Goal =>
Scan the data below and pick out the lines containing the word "累计同比".
— Begin Records supplied —
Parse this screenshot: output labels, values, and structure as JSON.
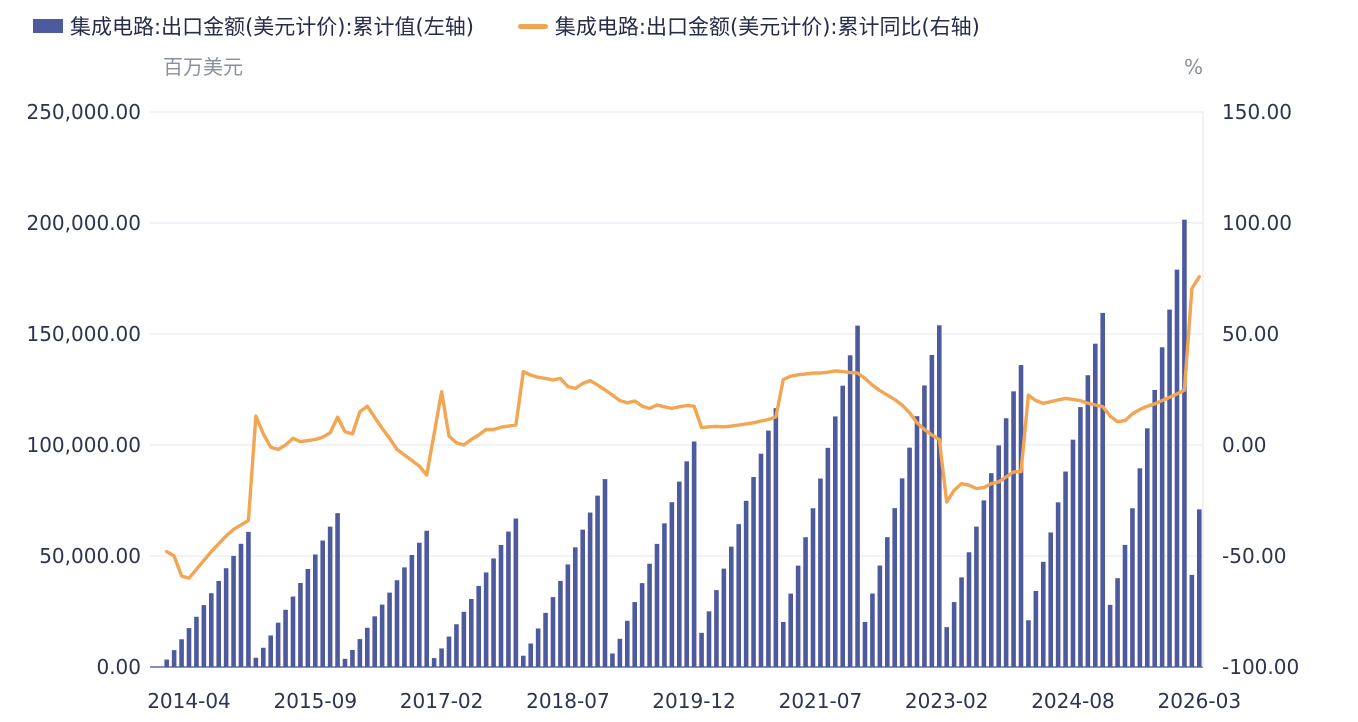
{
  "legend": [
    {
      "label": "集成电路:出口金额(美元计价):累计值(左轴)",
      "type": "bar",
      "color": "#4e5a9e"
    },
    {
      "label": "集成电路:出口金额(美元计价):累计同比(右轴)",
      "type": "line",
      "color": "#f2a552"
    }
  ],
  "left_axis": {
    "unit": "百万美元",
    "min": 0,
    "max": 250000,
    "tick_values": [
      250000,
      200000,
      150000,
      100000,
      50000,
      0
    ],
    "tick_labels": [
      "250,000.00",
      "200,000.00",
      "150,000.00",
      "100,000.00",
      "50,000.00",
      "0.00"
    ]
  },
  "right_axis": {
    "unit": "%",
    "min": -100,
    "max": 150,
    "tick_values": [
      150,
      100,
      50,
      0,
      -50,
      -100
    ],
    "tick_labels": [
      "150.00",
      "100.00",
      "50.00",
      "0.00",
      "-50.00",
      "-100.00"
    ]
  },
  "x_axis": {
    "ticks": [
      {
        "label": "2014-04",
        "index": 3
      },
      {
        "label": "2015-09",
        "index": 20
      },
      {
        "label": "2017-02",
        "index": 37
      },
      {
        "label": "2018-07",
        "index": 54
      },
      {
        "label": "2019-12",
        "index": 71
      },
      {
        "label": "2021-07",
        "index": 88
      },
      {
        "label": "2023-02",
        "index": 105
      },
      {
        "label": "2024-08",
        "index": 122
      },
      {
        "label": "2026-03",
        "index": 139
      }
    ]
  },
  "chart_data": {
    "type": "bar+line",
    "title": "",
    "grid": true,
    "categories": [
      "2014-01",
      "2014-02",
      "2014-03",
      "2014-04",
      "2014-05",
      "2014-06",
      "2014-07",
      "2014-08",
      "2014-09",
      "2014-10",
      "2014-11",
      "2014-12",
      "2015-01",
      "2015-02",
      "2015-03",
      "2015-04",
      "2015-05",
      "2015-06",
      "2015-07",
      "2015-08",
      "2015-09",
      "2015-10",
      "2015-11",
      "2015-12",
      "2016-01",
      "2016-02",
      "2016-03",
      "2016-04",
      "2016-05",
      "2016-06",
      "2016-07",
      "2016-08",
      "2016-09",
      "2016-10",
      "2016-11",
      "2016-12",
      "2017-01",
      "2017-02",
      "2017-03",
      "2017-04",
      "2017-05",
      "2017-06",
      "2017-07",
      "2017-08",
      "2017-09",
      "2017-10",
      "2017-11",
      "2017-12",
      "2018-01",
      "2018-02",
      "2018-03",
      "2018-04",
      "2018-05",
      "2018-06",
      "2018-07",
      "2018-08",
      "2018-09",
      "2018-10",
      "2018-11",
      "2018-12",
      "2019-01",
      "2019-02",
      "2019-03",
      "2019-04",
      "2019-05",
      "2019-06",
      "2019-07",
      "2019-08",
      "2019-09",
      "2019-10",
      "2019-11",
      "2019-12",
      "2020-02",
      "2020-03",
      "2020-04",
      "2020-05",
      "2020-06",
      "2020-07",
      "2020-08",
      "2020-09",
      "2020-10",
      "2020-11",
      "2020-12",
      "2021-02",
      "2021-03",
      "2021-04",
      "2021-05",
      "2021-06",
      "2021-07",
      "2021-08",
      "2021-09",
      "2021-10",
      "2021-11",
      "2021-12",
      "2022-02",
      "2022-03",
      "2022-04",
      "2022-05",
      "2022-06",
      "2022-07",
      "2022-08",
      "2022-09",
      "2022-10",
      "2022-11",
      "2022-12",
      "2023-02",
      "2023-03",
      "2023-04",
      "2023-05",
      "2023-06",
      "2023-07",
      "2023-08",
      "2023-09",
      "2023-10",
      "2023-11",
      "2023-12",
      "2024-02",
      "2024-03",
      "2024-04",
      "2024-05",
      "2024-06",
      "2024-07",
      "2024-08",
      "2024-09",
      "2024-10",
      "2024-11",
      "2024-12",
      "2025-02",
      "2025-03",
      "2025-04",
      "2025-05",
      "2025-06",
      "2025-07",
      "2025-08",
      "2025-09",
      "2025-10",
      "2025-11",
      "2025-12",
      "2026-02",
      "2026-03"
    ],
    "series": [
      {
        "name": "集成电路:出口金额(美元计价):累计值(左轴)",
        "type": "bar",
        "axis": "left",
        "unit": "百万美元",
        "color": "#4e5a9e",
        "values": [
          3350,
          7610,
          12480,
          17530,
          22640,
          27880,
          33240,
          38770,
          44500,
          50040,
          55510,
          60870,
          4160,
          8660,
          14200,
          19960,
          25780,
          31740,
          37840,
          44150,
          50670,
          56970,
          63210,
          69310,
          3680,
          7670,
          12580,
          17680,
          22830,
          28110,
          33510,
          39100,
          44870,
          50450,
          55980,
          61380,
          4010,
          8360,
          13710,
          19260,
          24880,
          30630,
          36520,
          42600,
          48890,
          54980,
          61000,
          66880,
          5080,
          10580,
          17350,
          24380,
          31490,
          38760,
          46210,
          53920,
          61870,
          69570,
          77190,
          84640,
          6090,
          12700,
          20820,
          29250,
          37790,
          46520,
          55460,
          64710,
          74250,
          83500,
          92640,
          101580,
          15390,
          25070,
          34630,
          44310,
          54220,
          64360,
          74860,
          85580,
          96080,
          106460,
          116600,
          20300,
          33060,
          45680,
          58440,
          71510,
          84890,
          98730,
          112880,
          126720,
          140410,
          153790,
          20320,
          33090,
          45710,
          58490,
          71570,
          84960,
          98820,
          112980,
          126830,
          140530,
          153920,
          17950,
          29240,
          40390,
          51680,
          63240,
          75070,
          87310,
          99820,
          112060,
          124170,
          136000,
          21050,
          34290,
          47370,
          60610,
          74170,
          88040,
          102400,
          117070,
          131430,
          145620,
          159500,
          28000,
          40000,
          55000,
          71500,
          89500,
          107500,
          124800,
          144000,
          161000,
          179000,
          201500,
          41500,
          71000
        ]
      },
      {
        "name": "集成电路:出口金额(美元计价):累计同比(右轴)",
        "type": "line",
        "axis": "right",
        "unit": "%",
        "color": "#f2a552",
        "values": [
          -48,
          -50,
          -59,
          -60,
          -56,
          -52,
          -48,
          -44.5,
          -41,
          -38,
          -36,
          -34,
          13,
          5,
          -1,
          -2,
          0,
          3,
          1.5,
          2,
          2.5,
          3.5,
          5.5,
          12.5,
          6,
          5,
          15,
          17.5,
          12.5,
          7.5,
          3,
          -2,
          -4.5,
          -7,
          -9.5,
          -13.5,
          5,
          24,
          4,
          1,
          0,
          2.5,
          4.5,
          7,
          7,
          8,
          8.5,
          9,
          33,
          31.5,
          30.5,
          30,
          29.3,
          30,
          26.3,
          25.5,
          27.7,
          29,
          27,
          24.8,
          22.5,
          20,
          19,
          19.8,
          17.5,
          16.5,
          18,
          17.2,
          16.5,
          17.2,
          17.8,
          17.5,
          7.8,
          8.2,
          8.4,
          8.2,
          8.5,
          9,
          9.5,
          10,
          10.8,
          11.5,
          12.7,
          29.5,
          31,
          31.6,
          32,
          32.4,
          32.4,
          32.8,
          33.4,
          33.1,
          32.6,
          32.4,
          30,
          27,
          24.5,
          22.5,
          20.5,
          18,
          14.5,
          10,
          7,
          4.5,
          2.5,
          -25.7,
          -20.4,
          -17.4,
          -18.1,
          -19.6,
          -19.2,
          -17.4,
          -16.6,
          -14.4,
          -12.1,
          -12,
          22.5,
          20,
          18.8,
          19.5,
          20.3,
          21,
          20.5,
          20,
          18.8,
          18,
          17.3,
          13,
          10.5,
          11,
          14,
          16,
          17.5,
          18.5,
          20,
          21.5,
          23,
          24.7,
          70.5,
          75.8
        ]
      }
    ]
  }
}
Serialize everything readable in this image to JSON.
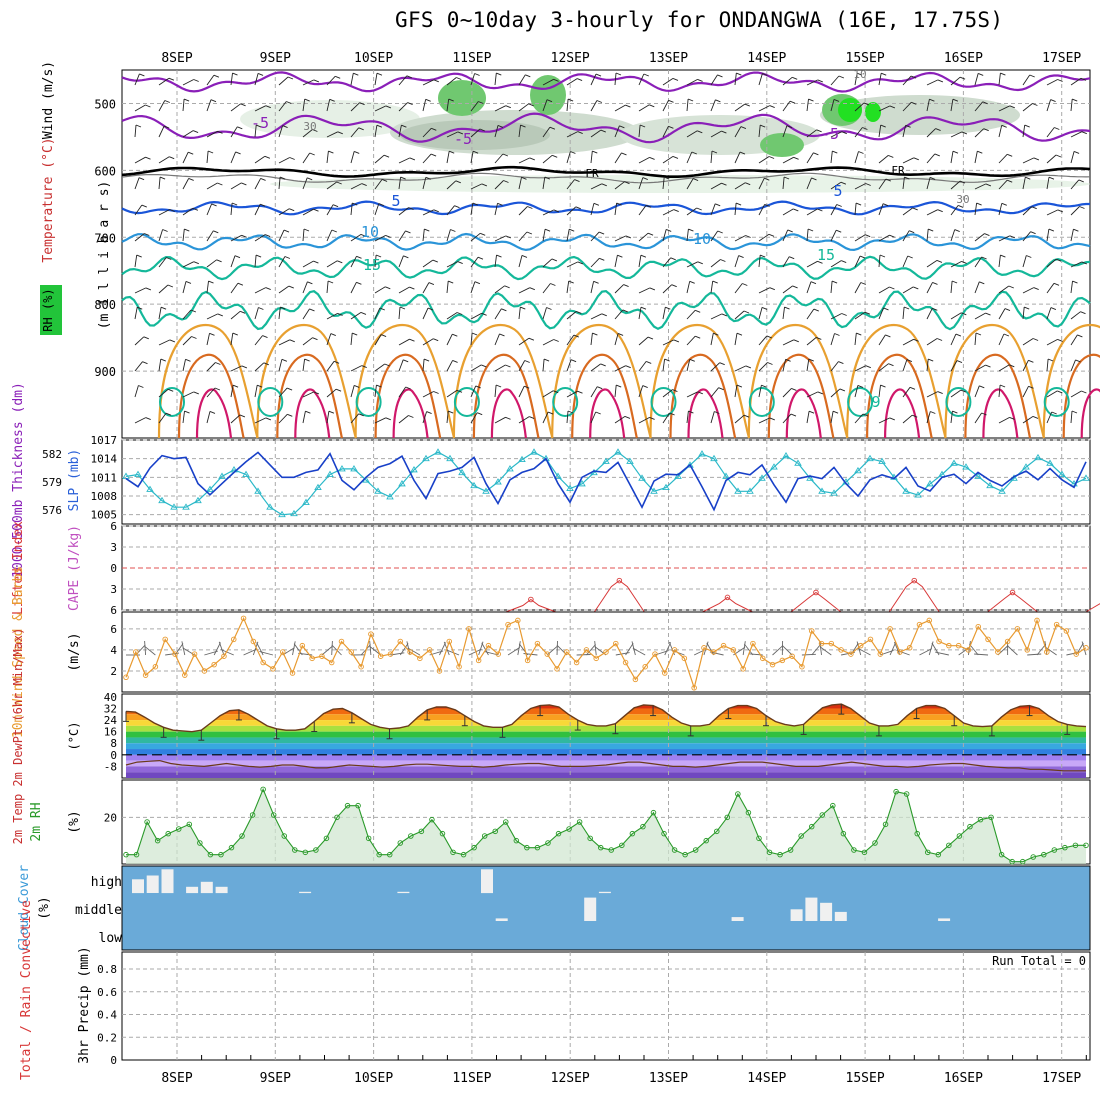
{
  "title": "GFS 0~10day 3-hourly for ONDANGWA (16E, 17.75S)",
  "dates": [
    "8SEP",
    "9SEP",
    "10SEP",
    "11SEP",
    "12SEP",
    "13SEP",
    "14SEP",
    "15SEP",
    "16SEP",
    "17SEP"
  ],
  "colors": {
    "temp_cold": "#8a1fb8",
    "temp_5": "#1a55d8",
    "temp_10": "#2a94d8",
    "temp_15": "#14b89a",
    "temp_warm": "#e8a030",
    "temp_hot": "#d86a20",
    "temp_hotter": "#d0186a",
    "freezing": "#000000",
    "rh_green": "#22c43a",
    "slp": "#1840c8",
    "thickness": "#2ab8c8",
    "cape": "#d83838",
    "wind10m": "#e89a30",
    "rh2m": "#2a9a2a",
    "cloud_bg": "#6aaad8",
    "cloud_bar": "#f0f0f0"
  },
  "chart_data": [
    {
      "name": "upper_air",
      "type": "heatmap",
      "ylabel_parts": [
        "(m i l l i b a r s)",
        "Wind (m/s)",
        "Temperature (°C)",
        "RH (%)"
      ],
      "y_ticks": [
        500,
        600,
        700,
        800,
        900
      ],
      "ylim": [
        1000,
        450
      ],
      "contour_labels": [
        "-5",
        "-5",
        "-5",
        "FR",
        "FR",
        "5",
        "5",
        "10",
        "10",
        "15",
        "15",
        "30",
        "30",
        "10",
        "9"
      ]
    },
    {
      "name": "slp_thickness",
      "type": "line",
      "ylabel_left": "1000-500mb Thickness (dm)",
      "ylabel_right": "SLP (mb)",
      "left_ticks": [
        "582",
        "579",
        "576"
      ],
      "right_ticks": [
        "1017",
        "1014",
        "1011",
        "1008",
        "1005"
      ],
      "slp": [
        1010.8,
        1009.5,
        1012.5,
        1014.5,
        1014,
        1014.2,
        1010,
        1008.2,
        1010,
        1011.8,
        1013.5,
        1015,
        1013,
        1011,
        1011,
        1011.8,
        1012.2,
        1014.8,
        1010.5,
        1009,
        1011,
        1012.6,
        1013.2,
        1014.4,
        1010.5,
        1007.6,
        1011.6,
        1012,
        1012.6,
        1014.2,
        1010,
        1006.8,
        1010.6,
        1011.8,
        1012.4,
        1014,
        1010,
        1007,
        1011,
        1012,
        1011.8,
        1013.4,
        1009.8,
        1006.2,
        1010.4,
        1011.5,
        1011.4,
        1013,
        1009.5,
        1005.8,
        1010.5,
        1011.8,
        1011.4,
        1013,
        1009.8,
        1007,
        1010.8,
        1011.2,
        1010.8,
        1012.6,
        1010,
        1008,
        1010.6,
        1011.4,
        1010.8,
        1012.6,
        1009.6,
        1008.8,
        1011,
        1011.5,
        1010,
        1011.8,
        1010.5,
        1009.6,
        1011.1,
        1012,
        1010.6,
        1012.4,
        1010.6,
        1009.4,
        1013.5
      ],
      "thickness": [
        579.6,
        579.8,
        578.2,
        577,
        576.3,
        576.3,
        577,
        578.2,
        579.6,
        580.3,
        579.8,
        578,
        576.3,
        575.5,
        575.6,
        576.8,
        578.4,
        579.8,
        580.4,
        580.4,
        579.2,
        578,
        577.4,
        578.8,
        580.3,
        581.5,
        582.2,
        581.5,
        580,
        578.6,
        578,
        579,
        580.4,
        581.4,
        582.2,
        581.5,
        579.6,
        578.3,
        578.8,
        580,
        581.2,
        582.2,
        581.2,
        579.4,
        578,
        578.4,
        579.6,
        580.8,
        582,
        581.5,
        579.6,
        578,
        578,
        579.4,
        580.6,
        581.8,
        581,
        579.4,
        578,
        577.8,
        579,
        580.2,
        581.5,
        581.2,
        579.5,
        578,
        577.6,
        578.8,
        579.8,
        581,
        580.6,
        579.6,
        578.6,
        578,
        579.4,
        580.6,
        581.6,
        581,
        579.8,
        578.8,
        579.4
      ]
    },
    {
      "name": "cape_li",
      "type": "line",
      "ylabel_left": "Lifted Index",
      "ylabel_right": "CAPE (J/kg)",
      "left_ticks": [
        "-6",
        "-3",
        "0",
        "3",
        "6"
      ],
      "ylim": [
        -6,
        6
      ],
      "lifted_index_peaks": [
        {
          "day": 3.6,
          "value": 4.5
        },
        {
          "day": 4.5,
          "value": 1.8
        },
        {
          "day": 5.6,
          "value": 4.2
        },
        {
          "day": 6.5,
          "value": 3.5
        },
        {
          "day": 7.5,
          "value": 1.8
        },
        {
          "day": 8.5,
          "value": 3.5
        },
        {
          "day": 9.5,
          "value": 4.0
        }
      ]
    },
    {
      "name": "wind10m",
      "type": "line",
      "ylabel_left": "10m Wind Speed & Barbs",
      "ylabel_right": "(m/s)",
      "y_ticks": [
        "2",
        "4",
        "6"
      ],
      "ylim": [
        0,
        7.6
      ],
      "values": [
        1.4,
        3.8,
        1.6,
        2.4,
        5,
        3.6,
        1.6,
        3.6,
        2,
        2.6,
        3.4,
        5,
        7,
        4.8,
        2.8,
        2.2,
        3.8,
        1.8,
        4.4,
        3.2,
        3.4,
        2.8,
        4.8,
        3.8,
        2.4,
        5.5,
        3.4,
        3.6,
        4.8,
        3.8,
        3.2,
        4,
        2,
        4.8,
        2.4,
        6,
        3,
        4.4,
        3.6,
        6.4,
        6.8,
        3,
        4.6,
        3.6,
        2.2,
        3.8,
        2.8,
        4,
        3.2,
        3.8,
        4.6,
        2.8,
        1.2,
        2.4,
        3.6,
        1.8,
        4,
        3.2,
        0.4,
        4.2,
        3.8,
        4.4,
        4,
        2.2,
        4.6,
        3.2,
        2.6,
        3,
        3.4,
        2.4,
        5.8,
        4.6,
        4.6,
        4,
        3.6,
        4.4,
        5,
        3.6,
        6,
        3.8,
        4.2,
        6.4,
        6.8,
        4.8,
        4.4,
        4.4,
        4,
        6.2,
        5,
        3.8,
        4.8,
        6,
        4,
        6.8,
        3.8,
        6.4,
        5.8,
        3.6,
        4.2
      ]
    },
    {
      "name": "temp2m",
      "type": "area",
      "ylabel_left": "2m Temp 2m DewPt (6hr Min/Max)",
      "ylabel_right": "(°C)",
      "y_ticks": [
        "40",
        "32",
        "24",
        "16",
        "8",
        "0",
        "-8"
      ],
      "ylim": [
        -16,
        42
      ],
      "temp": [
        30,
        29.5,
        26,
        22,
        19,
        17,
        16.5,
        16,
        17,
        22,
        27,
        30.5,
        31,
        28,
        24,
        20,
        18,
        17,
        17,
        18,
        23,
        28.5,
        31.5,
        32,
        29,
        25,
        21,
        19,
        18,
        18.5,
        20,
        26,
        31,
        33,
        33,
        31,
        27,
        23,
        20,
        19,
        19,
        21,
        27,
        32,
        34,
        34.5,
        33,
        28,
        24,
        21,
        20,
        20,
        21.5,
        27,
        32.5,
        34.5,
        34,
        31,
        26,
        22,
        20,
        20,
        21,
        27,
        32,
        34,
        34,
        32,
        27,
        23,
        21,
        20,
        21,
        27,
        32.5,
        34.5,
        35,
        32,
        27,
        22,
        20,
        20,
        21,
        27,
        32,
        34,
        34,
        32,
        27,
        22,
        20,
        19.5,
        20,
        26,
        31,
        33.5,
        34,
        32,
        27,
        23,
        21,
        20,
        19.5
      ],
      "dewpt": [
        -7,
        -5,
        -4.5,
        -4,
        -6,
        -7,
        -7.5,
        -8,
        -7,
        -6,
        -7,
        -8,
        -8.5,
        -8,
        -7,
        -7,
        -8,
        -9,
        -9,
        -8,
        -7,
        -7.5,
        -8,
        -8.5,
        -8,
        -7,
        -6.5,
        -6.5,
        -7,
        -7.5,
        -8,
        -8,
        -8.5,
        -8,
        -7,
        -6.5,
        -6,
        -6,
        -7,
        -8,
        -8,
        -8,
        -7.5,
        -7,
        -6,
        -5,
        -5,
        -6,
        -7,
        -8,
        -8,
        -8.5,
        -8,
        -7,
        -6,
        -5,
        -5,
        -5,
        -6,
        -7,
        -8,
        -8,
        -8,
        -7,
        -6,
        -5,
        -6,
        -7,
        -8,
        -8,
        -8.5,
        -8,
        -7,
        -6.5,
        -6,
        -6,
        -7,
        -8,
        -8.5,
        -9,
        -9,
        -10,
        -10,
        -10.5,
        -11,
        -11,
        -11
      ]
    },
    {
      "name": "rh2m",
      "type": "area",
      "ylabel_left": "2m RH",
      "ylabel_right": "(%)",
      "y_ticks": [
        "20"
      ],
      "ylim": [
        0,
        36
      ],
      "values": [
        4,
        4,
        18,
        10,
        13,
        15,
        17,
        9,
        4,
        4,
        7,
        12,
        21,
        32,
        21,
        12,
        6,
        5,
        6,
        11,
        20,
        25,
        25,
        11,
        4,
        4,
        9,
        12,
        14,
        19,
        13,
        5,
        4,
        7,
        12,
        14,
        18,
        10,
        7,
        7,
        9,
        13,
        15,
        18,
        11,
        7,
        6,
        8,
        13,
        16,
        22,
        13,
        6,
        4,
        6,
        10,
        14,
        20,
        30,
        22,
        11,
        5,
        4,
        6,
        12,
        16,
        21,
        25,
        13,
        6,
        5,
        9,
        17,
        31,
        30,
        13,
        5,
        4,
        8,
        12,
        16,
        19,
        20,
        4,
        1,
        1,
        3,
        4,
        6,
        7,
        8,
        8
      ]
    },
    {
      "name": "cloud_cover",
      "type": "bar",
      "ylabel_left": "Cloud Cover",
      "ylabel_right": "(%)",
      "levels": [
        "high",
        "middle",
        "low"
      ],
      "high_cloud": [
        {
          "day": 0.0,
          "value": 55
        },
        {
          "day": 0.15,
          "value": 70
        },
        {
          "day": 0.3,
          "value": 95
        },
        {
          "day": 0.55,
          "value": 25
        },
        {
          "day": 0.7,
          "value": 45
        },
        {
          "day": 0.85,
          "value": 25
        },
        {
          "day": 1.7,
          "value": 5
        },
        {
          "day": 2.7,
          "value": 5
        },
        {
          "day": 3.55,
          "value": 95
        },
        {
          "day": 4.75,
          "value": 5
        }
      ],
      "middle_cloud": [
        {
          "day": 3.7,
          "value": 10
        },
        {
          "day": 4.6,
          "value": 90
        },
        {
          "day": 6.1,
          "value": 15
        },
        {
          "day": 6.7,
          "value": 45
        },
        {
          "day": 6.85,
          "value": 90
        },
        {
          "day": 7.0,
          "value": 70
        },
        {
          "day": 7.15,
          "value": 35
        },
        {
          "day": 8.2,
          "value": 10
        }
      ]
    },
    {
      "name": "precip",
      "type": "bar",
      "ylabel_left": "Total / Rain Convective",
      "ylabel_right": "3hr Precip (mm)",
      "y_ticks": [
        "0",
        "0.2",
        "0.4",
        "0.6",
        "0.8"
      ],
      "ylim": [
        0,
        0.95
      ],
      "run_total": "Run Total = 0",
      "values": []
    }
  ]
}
— End Records supplied —
Finished exercise =>
      "label": "集成电路:出口金额(美元计价):累计同比(右轴)",
        "name": "集成电路:出口金额(美元计价):累计同比(右轴)",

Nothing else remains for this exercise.